The records below are to be repeated in full, exactly as they are.

---------- Source records

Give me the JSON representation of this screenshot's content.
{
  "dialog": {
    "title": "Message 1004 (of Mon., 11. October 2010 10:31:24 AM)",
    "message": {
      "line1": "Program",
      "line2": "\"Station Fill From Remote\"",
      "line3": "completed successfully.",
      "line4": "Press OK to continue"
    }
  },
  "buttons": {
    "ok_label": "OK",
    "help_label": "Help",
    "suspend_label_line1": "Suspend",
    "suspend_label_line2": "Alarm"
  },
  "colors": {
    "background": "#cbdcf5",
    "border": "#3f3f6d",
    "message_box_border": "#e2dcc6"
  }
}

--------------------

__Solved problem__.
Give me the JSON representation of this screenshot's content.
{
  "dialog": {
    "title": "Message 1004 (of Mon., 11. October 2010 10:31:24 AM)",
    "message": {
      "line1": "Program",
      "line2": "\"Station Fill From Remote\"",
      "line3": "completed successfully.",
      "line4": "Press OK to continue"
    }
  },
  "buttons": {
    "ok_label": "OK",
    "help_label": "Help",
    "suspend_label_line1": "Suspend",
    "suspend_label_line2": "Alarm"
  },
  "colors": {
    "background": "#cbdcf5",
    "border": "#3f3f6d",
    "message_box_border": "#e2dcc6"
  }
}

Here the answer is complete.